### Source
§
Monday 14 November 2016

Bolivia

The title of this blog isn't quite correct. We'll talk about the last two days in Peru first! The Inca Trail was very physically demanding, so no-one felt like too much strenuous activity for a couple of days afterwards. The trek had also made Fiona's cough worse so she spent the next two days in bed or on the sofa in the hostel recovering. The rest of us made a few short trips out to see other Inca ruins nearby and we all went out for a celebratory dinner with some of our new friends from the trek. We took the opportunity to try an alpaca steak, which was very tasty.

We left Cusco on a night bus and headed to the town of Puno on the edge of Lake Titicaca. We spent just a few hours there in the morning to visit the floating islands before crossing the border into Bolivia. The floating islands are constructed from large blocks of mud and reed roots, which are then tied together with rope and layers of cut reeds laid on top. These islands are surprisingly stable and the largest of which is big enough to build several reed houses on. The short tour to visit them by boat was interesting but a bit touristic and the interaction with the people who lived there a bit contrived.

After getting back on the bus and crossing the border into Bolivia, we arrived at the town of Copacabana (very different from the famous area of Rio de Janeiro with the same name). We (Fiona and Ben) had spent 25 days in Peru, which was the longest either of us has ever spent continuously in one country outside the UK. We were a bit sad to leave, but left with memories of great adventures and were excited about Bolivia.
§
### Request 1
In the records, rewrite the lines from the one holding "711, 638, 721]" through the one holding "map-canvas[interactable]: WASHINGTON MONTANA", inclusive, with "map-bubble" replaced by "map-marker" and nothing else changed.
The blog post has nothing to do with the records.
§
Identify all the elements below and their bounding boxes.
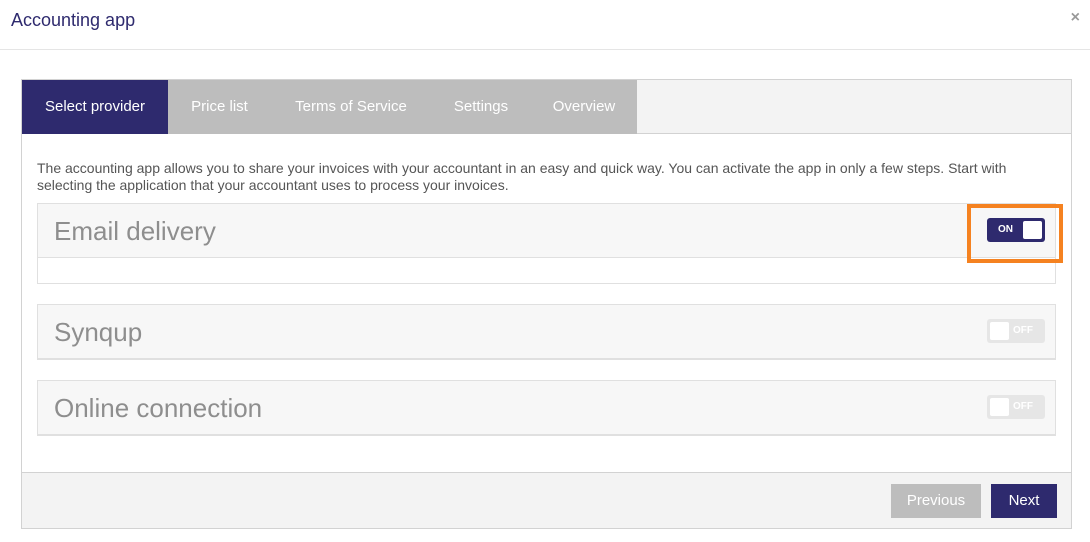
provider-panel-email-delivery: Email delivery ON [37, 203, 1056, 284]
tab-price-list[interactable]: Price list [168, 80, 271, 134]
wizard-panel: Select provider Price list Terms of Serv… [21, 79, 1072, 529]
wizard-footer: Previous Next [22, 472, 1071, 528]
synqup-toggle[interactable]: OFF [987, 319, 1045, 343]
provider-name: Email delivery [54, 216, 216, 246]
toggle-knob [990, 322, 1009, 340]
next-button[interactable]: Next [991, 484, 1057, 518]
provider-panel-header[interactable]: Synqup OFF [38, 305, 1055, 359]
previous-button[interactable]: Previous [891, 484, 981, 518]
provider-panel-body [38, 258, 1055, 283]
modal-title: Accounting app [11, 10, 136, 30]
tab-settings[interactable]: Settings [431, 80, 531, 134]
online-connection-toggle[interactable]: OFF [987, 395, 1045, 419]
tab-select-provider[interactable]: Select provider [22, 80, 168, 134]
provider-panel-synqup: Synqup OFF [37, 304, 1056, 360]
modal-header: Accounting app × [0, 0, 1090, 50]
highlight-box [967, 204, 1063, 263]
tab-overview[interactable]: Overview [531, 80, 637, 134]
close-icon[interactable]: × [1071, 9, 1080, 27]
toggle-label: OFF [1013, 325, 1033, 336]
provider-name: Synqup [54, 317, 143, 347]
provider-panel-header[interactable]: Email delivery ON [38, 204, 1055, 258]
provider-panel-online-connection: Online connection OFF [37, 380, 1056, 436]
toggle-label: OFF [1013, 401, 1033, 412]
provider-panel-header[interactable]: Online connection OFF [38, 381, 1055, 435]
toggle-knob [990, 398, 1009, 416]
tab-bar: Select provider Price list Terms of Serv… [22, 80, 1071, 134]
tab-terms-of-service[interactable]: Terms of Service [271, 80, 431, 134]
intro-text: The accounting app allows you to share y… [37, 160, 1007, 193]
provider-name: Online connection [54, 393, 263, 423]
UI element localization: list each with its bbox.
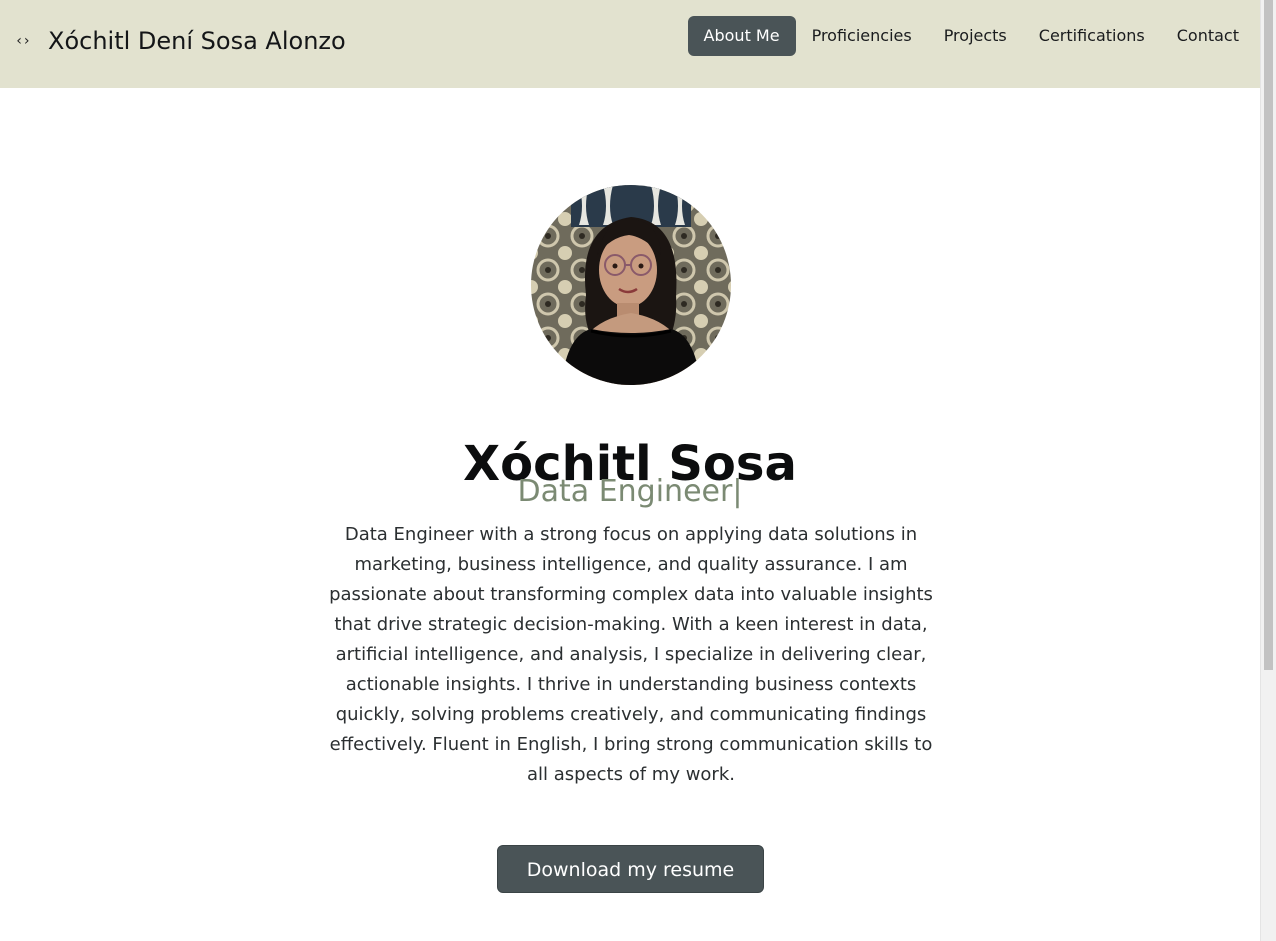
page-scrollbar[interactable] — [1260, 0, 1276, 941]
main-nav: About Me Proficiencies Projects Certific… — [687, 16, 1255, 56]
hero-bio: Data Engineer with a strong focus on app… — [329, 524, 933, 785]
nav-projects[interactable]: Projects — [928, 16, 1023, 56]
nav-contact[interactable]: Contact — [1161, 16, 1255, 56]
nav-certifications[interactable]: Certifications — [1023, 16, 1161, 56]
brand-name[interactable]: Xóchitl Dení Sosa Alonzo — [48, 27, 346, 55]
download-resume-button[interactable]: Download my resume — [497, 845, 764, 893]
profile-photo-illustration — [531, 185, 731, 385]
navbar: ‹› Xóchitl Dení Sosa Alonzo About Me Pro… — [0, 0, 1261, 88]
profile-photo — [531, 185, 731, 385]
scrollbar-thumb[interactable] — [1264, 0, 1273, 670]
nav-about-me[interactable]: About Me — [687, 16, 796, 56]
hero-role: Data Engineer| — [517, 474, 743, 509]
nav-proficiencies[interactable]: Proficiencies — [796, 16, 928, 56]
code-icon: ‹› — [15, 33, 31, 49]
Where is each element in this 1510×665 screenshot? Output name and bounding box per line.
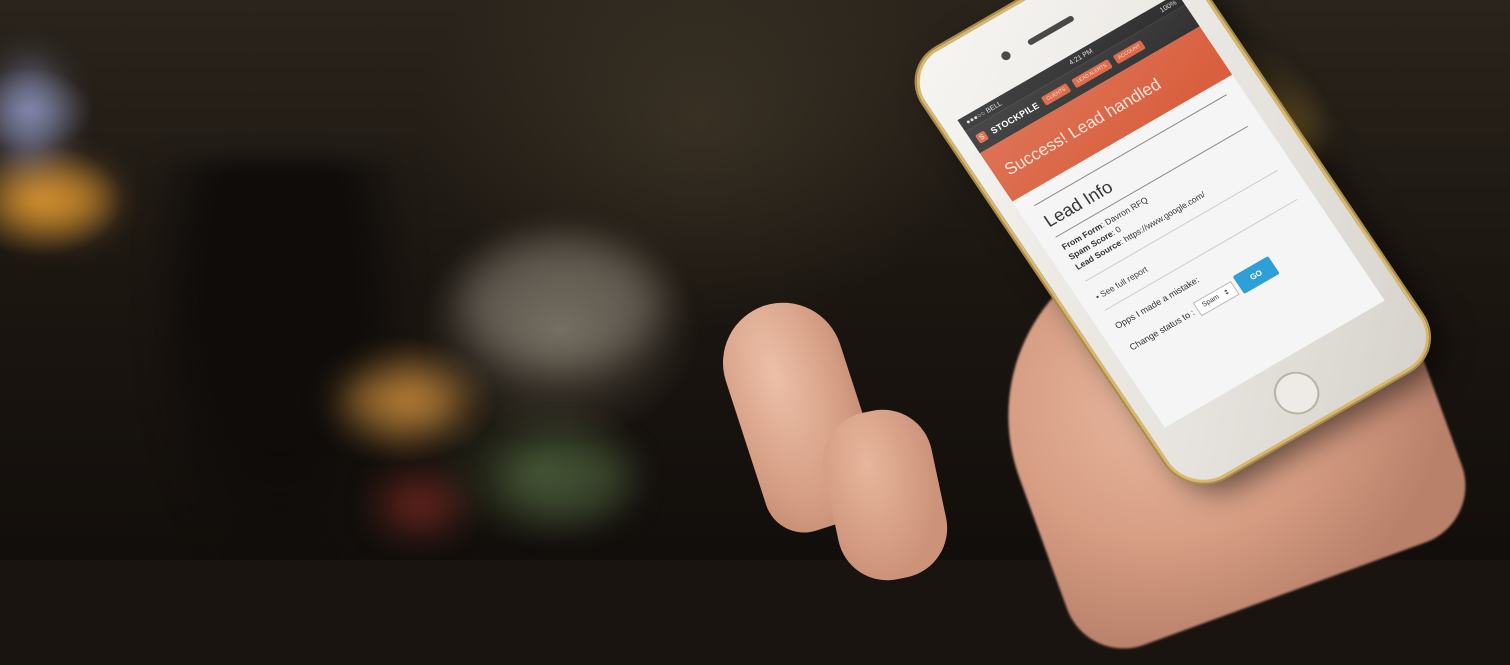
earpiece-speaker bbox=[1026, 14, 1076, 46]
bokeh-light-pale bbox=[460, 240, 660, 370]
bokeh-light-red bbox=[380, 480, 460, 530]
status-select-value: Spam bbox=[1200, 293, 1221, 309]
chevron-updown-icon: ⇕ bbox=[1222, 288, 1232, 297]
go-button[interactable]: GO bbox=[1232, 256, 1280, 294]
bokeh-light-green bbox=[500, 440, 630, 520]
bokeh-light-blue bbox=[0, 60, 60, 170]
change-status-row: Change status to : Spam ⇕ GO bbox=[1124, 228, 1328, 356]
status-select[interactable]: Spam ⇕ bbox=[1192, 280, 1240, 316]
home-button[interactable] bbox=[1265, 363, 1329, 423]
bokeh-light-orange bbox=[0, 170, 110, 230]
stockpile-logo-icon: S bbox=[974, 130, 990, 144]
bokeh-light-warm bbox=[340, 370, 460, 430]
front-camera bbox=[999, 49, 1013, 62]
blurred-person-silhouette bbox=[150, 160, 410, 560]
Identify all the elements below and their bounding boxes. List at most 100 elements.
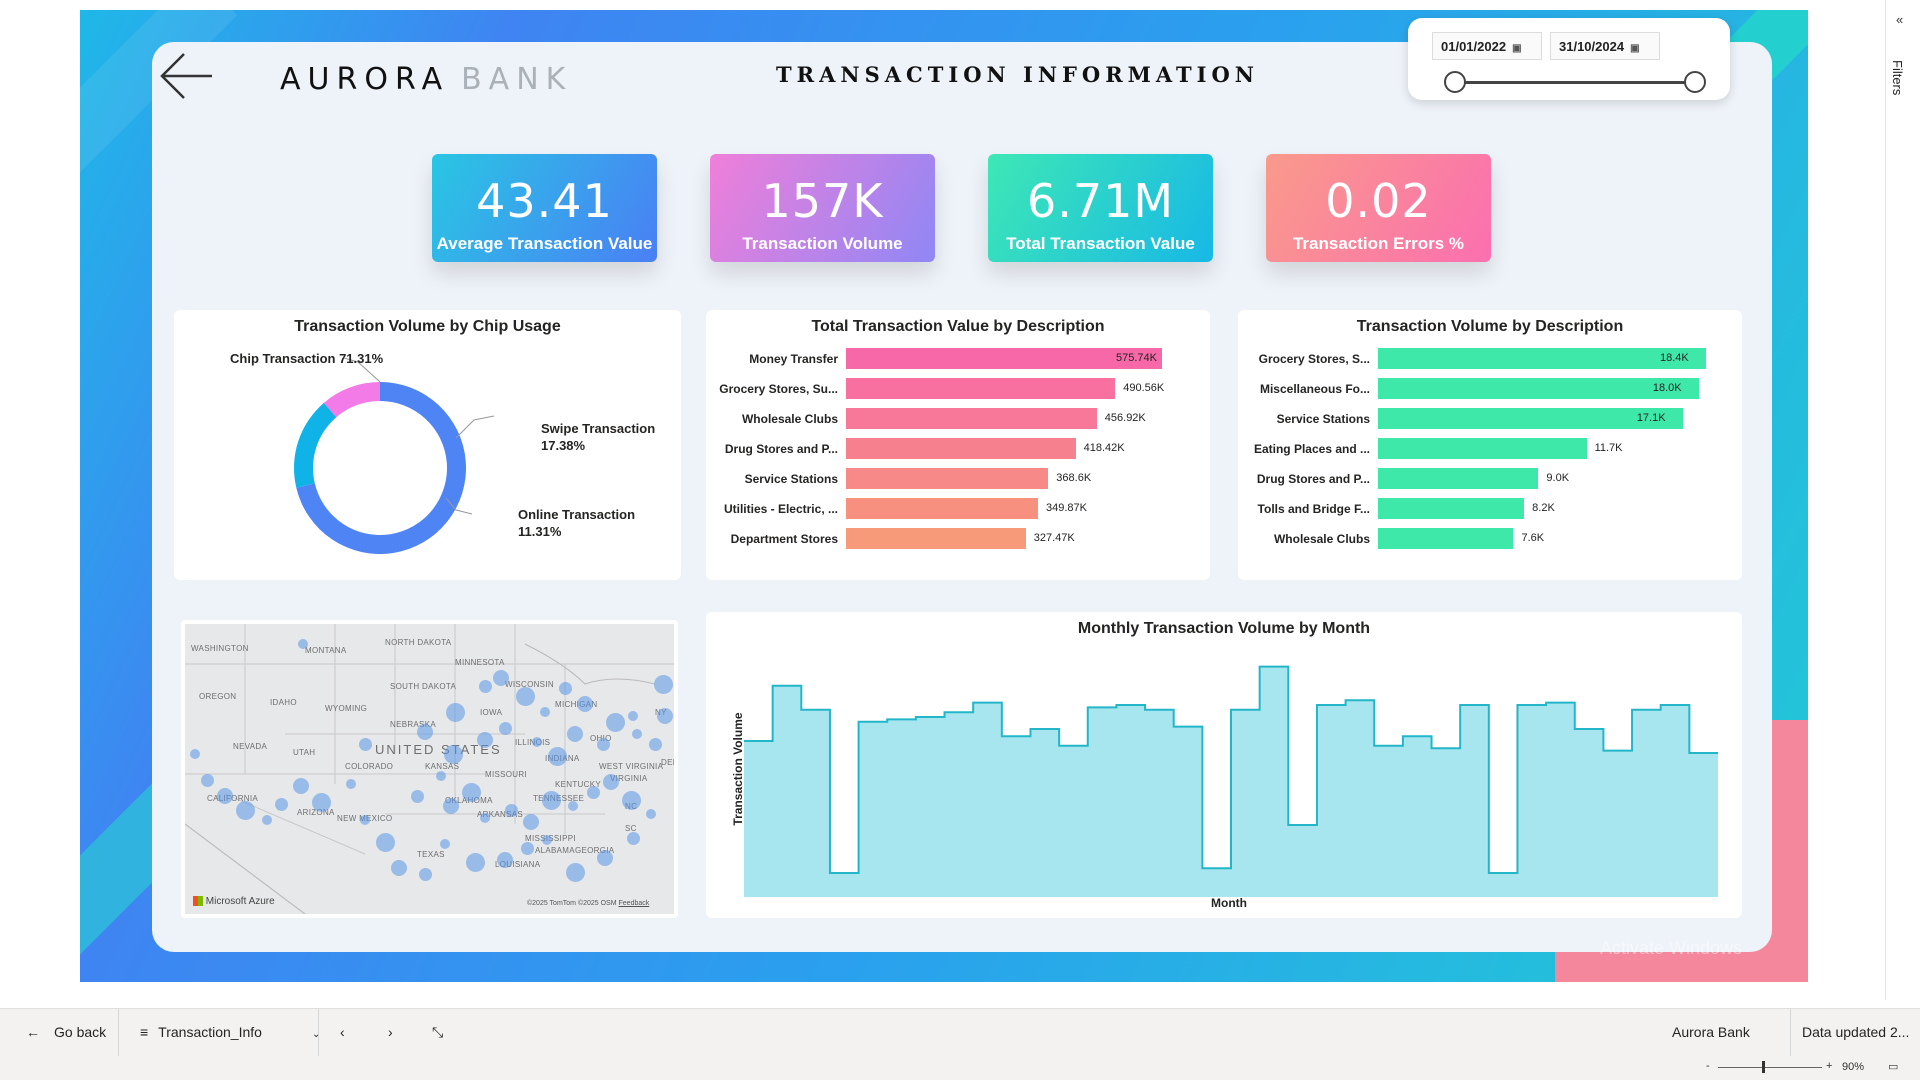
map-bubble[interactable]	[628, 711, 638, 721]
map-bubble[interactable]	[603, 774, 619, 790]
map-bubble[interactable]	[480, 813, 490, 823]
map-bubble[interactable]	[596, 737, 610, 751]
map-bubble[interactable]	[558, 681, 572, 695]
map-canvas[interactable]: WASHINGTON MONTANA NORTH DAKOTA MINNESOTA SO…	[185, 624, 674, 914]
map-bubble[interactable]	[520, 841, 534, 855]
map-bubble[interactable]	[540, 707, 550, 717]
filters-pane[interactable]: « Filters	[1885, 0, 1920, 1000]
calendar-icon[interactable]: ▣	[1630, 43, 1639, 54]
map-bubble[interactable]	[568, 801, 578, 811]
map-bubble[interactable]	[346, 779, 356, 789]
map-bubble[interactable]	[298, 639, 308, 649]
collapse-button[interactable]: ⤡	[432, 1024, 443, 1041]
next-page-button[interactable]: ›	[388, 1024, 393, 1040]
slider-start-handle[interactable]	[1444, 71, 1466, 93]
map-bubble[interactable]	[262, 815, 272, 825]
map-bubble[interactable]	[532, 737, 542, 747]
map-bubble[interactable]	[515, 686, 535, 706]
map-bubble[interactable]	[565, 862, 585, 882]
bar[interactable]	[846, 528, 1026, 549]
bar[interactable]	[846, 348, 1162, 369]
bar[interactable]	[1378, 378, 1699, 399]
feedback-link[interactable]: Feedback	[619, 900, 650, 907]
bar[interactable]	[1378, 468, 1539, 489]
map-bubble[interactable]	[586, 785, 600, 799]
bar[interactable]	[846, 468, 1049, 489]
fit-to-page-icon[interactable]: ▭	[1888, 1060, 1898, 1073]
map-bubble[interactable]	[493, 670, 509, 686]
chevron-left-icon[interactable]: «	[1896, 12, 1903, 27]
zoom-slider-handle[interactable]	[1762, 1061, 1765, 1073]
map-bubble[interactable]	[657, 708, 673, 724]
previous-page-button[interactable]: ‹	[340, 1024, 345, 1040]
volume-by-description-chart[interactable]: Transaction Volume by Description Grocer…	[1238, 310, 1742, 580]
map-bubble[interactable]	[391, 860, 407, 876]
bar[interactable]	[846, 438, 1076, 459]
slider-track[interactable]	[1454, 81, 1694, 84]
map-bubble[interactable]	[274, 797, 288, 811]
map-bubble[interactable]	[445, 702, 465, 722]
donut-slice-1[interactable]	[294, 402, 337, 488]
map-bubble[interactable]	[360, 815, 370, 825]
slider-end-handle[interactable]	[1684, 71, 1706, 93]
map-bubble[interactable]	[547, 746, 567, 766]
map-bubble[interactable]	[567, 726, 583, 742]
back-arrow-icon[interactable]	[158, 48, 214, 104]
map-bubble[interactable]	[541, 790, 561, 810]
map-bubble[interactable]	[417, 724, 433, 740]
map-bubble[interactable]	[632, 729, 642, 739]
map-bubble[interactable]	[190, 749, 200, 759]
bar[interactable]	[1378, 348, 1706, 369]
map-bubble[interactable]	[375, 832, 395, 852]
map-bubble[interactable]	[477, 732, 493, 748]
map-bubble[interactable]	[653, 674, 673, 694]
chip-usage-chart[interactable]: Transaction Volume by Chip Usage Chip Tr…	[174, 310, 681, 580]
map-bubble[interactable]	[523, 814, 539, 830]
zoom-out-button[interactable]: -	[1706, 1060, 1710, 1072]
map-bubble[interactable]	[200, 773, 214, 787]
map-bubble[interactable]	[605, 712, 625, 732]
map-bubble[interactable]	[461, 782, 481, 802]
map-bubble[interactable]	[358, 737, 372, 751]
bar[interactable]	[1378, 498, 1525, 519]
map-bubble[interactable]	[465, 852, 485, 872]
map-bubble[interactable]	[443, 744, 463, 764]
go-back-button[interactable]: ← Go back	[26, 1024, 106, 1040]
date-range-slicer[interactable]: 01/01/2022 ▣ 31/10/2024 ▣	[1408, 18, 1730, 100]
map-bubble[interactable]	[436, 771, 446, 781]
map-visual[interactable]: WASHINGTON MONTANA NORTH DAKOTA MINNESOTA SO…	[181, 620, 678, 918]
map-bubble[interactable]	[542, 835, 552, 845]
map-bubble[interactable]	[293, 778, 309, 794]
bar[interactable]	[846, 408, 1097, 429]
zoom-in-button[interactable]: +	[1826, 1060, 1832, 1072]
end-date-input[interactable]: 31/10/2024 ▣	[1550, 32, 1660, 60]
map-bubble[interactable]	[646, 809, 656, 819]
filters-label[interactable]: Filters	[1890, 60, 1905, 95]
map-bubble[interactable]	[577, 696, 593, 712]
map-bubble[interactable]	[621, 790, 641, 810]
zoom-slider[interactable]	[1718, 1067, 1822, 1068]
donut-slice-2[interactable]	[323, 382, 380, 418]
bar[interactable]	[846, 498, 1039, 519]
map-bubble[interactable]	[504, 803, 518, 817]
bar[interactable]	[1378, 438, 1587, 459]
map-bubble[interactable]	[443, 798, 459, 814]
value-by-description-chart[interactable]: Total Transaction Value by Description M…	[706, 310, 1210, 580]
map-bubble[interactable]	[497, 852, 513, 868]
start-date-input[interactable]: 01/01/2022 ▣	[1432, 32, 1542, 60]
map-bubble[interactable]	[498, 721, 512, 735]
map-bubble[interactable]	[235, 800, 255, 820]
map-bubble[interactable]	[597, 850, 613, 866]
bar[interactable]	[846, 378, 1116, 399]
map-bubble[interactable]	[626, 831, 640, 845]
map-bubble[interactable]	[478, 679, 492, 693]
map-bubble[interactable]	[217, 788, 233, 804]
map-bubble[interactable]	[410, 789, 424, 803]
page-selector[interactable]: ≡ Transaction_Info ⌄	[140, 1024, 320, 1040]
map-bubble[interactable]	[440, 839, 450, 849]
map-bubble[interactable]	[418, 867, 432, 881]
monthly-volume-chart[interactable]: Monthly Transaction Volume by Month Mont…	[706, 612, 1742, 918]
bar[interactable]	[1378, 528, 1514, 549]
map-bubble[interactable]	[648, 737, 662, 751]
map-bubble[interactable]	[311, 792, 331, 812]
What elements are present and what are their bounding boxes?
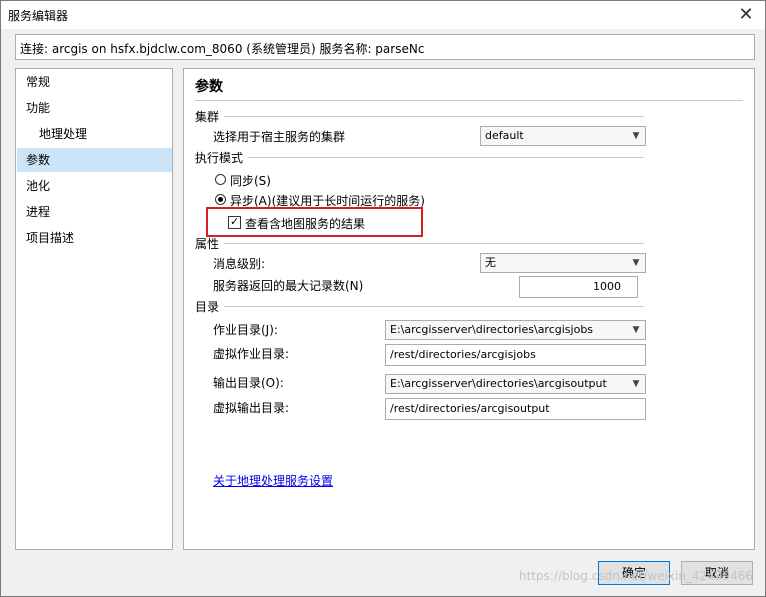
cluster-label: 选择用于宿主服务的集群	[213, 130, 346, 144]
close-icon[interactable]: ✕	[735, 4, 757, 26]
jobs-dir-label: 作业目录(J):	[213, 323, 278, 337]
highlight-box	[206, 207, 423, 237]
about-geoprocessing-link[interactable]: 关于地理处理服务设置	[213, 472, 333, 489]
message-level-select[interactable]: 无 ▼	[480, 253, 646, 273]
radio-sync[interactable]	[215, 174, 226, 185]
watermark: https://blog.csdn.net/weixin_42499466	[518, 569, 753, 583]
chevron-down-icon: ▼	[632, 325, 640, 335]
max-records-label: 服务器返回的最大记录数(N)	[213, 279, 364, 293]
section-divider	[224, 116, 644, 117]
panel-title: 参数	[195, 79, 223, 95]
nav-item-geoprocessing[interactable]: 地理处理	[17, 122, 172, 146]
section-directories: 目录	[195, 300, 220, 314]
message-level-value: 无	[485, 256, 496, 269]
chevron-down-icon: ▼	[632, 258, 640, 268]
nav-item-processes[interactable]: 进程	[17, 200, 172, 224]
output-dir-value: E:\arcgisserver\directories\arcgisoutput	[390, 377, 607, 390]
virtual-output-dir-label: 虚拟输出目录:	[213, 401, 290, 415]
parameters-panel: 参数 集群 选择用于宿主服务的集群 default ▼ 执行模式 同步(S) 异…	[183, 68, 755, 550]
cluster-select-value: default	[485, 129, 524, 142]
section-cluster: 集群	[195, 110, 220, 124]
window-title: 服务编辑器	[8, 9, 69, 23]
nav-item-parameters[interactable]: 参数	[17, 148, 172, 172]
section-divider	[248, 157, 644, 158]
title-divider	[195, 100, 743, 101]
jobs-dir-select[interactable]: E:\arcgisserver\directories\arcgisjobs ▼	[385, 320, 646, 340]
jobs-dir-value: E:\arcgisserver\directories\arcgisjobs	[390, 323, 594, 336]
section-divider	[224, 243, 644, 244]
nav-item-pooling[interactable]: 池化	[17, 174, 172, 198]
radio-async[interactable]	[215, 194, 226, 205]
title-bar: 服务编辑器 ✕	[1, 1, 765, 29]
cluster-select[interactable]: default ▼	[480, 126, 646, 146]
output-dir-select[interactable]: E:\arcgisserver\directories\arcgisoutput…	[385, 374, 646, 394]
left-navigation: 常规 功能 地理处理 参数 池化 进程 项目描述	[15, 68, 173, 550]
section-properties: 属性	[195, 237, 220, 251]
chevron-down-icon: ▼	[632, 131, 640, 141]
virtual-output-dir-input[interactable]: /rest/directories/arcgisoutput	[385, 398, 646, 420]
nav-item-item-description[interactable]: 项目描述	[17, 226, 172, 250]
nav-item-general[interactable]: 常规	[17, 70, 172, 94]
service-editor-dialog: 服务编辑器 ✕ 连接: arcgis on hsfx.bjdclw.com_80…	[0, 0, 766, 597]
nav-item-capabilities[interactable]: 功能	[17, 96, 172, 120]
§
### Request 2
According to the blog post, how many days did Fiona and Ben spend in Peru?

### Worked solution 1
map-marker[interactable]	[628, 711, 638, 721]
map-marker[interactable]	[603, 774, 619, 790]
map-marker[interactable]	[480, 813, 490, 823]
map-marker[interactable]	[596, 737, 610, 751]
map-marker[interactable]	[558, 681, 572, 695]
map-canvas[interactable]: WASHINGTON MONTANA NORTH DAKOTA MINNESOTA SO…	[185, 624, 674, 914]

### Worked solution 2
25 days.